What is expected:
Give every entry again, word for word and in full.

Records from a collection
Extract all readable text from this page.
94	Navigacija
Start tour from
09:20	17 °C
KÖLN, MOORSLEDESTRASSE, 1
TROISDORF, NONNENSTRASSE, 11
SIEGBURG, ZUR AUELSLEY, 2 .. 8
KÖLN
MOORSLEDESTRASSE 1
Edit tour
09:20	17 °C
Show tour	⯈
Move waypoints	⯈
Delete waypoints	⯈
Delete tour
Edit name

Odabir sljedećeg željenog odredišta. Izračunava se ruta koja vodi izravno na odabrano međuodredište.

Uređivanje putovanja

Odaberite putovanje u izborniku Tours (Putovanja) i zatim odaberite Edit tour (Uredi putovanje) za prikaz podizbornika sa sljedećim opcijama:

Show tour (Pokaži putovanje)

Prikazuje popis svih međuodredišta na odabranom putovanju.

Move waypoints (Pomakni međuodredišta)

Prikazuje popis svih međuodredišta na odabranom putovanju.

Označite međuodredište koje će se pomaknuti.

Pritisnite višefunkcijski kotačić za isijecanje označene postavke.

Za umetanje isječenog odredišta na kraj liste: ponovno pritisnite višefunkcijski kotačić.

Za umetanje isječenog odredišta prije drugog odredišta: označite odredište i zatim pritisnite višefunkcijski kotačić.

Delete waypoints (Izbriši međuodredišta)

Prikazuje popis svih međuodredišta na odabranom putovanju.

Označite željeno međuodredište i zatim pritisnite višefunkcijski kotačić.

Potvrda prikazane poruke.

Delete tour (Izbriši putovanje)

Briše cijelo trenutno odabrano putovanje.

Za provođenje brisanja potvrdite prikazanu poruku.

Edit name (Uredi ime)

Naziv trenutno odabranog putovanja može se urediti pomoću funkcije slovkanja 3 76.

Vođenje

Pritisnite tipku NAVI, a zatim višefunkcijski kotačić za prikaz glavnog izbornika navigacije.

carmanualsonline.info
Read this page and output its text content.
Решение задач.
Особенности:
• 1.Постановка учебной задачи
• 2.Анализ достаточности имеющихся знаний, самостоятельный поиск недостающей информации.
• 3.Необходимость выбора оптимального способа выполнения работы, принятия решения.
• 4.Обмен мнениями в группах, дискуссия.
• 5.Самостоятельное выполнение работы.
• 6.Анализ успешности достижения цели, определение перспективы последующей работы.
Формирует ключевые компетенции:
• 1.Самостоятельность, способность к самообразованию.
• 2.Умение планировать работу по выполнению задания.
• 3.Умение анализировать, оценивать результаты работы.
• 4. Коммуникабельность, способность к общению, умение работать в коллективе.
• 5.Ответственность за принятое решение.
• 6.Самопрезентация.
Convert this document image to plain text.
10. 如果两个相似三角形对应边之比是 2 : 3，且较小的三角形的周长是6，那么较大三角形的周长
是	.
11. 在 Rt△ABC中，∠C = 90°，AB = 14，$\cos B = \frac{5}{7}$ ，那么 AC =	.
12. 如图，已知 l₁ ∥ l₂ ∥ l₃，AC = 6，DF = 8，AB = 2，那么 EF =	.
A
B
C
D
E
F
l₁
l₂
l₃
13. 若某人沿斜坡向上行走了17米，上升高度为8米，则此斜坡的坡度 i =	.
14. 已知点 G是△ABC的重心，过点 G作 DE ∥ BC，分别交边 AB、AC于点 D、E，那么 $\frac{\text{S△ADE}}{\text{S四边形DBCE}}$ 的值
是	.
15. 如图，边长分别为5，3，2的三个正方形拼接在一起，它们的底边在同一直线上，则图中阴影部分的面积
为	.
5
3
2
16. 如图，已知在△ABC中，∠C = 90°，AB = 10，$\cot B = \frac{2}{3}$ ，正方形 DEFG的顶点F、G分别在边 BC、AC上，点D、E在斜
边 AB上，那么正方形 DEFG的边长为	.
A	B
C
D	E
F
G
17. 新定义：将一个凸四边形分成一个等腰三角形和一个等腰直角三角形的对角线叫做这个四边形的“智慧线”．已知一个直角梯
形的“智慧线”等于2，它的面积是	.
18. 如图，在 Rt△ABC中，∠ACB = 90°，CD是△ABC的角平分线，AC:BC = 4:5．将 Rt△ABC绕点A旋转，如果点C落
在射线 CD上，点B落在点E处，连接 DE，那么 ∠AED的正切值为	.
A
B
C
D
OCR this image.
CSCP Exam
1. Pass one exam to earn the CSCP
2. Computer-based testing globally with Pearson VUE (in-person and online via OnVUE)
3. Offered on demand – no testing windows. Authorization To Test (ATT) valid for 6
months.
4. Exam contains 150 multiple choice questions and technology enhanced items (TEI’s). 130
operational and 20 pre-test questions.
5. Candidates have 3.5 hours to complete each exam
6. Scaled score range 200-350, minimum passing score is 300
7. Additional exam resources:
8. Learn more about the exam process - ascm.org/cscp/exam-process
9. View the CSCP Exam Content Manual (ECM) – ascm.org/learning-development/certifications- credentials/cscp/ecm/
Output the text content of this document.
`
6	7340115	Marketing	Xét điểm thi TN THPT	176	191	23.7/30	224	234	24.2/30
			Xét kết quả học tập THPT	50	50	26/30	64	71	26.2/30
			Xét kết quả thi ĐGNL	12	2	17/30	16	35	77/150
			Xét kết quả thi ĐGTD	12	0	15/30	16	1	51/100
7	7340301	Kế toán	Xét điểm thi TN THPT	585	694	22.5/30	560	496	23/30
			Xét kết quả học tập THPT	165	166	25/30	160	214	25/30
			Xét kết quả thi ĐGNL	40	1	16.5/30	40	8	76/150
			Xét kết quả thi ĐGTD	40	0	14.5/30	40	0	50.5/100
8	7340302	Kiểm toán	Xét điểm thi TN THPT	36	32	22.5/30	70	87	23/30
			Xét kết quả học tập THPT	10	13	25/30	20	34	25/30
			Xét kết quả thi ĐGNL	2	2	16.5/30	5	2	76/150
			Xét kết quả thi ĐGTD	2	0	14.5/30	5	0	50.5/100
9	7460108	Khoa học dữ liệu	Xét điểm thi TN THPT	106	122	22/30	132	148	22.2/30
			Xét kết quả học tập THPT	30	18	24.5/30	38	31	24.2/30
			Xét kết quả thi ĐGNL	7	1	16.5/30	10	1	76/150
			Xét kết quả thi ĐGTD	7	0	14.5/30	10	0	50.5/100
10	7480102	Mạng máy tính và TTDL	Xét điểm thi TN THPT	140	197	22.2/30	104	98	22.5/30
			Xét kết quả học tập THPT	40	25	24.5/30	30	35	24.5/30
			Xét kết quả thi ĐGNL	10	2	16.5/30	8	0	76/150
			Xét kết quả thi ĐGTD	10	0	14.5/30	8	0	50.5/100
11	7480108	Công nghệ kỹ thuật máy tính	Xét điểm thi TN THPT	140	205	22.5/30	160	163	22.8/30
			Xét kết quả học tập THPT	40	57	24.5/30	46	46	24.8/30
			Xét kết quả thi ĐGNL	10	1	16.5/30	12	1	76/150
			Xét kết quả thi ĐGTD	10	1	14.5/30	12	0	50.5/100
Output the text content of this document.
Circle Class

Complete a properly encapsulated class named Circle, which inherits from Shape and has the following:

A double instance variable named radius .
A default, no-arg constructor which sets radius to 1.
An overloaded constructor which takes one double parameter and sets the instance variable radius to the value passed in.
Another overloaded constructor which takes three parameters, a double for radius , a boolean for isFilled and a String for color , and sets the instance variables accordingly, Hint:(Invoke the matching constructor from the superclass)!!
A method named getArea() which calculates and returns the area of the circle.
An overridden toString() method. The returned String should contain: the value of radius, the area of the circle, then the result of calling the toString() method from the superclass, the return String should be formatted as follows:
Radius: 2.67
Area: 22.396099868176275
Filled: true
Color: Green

Reply to the task:
Extract all readable text from this page.
94	Navigacija
Start tour from
09:20	17 °C
KÖLN, MOORSLEDESTRASSE, 1
TROISDORF, NONNENSTRASSE, 11
SIEGBURG, ZUR AUELSLEY, 2 .. 8
KÖLN
MOORSLEDESTRASSE 1
Edit tour
09:20	17 °C
Show tour	⯈
Move waypoints	⯈
Delete waypoints	⯈
Delete tour
Edit name

Odabir sljedećeg željenog odredišta. Izračunava se ruta koja vodi izravno na odabrano međuodredište.

Uređivanje putovanja

Odaberite putovanje u izborniku Tours (Putovanja) i zatim odaberite Edit tour (Uredi putovanje) za prikaz podizbornika sa sljedećim opcijama:

Show tour (Pokaži putovanje)

Prikazuje popis svih međuodredišta na odabranom putovanju.

Move waypoints (Pomakni međuodredišta)

Prikazuje popis svih međuodredišta na odabranom putovanju.

Označite međuodredište koje će se pomaknuti.

Pritisnite višefunkcijski kotačić za isijecanje označene postavke.

Za umetanje isječenog odredišta na kraj liste: ponovno pritisnite višefunkcijski kotačić.

Za umetanje isječenog odredišta prije drugog odredišta: označite odredište i zatim pritisnite višefunkcijski kotačić.

Delete waypoints (Izbriši međuodredišta)

Prikazuje popis svih međuodredišta na odabranom putovanju.

Označite željeno međuodredište i zatim pritisnite višefunkcijski kotačić.

Potvrda prikazane poruke.

Delete tour (Izbriši putovanje)

Briše cijelo trenutno odabrano putovanje.

Za provođenje brisanja potvrdite prikazanu poruku.

Edit name (Uredi ime)

Naziv trenutno odabranog putovanja može se urediti pomoću funkcije slovkanja 3 76.

Vođenje

Pritisnite tipku NAVI, a zatim višefunkcijski kotačić za prikaz glavnog izbornika navigacije.

carmanualsonline.info
Read this page and output its text content.
Решение задач.
Особенности:
• 1.Постановка учебной задачи
• 2.Анализ достаточности имеющихся знаний, самостоятельный поиск недостающей информации.
• 3.Необходимость выбора оптимального способа выполнения работы, принятия решения.
• 4.Обмен мнениями в группах, дискуссия.
• 5.Самостоятельное выполнение работы.
• 6.Анализ успешности достижения цели, определение перспективы последующей работы.
Формирует ключевые компетенции:
• 1.Самостоятельность, способность к самообразованию.
• 2.Умение планировать работу по выполнению задания.
• 3.Умение анализировать, оценивать результаты работы.
• 4. Коммуникабельность, способность к общению, умение работать в коллективе.
• 5.Ответственность за принятое решение.
• 6.Самопрезентация.
Convert this document image to plain text.
10. 如果两个相似三角形对应边之比是 2 : 3，且较小的三角形的周长是6，那么较大三角形的周长
是	.
11. 在 Rt△ABC中，∠C = 90°，AB = 14，$\cos B = \frac{5}{7}$ ，那么 AC =	.
12. 如图，已知 l₁ ∥ l₂ ∥ l₃，AC = 6，DF = 8，AB = 2，那么 EF =	.
A
B
C
D
E
F
l₁
l₂
l₃
13. 若某人沿斜坡向上行走了17米，上升高度为8米，则此斜坡的坡度 i =	.
14. 已知点 G是△ABC的重心，过点 G作 DE ∥ BC，分别交边 AB、AC于点 D、E，那么 $\frac{\text{S△ADE}}{\text{S四边形DBCE}}$ 的值
是	.
15. 如图，边长分别为5，3，2的三个正方形拼接在一起，它们的底边在同一直线上，则图中阴影部分的面积
为	.
5
3
2
16. 如图，已知在△ABC中，∠C = 90°，AB = 10，$\cot B = \frac{2}{3}$ ，正方形 DEFG的顶点F、G分别在边 BC、AC上，点D、E在斜
边 AB上，那么正方形 DEFG的边长为	.
A	B
C
D	E
F
G
17. 新定义：将一个凸四边形分成一个等腰三角形和一个等腰直角三角形的对角线叫做这个四边形的“智慧线”．已知一个直角梯
形的“智慧线”等于2，它的面积是	.
18. 如图，在 Rt△ABC中，∠ACB = 90°，CD是△ABC的角平分线，AC:BC = 4:5．将 Rt△ABC绕点A旋转，如果点C落
在射线 CD上，点B落在点E处，连接 DE，那么 ∠AED的正切值为	.
A
B
C
D
OCR this image.
CSCP Exam
1. Pass one exam to earn the CSCP
2. Computer-based testing globally with Pearson VUE (in-person and online via OnVUE)
3. Offered on demand – no testing windows. Authorization To Test (ATT) valid for 6
months.
4. Exam contains 150 multiple choice questions and technology enhanced items (TEI’s). 130
operational and 20 pre-test questions.
5. Candidates have 3.5 hours to complete each exam
6. Scaled score range 200-350, minimum passing score is 300
7. Additional exam resources:
8. Learn more about the exam process - ascm.org/cscp/exam-process
9. View the CSCP Exam Content Manual (ECM) – ascm.org/learning-development/certifications- credentials/cscp/ecm/
Output the text content of this document.
`
6	7340115	Marketing	Xét điểm thi TN THPT	176	191	23.7/30	224	234	24.2/30
			Xét kết quả học tập THPT	50	50	26/30	64	71	26.2/30
			Xét kết quả thi ĐGNL	12	2	17/30	16	35	77/150
			Xét kết quả thi ĐGTD	12	0	15/30	16	1	51/100
7	7340301	Kế toán	Xét điểm thi TN THPT	585	694	22.5/30	560	496	23/30
			Xét kết quả học tập THPT	165	166	25/30	160	214	25/30
			Xét kết quả thi ĐGNL	40	1	16.5/30	40	8	76/150
			Xét kết quả thi ĐGTD	40	0	14.5/30	40	0	50.5/100
8	7340302	Kiểm toán	Xét điểm thi TN THPT	36	32	22.5/30	70	87	23/30
			Xét kết quả học tập THPT	10	13	25/30	20	34	25/30
			Xét kết quả thi ĐGNL	2	2	16.5/30	5	2	76/150
			Xét kết quả thi ĐGTD	2	0	14.5/30	5	0	50.5/100
9	7460108	Khoa học dữ liệu	Xét điểm thi TN THPT	106	122	22/30	132	148	22.2/30
			Xét kết quả học tập THPT	30	18	24.5/30	38	31	24.2/30
			Xét kết quả thi ĐGNL	7	1	16.5/30	10	1	76/150
			Xét kết quả thi ĐGTD	7	0	14.5/30	10	0	50.5/100
10	7480102	Mạng máy tính và TTDL	Xét điểm thi TN THPT	140	197	22.2/30	104	98	22.5/30
			Xét kết quả học tập THPT	40	25	24.5/30	30	35	24.5/30
			Xét kết quả thi ĐGNL	10	2	16.5/30	8	0	76/150
			Xét kết quả thi ĐGTD	10	0	14.5/30	8	0	50.5/100
11	7480108	Công nghệ kỹ thuật máy tính	Xét điểm thi TN THPT	140	205	22.5/30	160	163	22.8/30
			Xét kết quả học tập THPT	40	57	24.5/30	46	46	24.8/30
			Xét kết quả thi ĐGNL	10	1	16.5/30	12	1	76/150
			Xét kết quả thi ĐGTD	10	1	14.5/30	12	0	50.5/100
Output the text content of this document.
Circle Class

Complete a properly encapsulated class named Circle, which inherits from Shape and has the following:

A double instance variable named radius .
A default, no-arg constructor which sets radius to 1.
An overloaded constructor which takes one double parameter and sets the instance variable radius to the value passed in.
Another overloaded constructor which takes three parameters, a double for radius , a boolean for isFilled and a String for color , and sets the instance variables accordingly, Hint:(Invoke the matching constructor from the superclass)!!
A method named getArea() which calculates and returns the area of the circle.
An overridden toString() method. The returned String should contain: the value of radius, the area of the circle, then the result of calling the toString() method from the superclass, the return String should be formatted as follows:
Radius: 2.67
Area: 22.396099868176275
Filled: true
Color: Green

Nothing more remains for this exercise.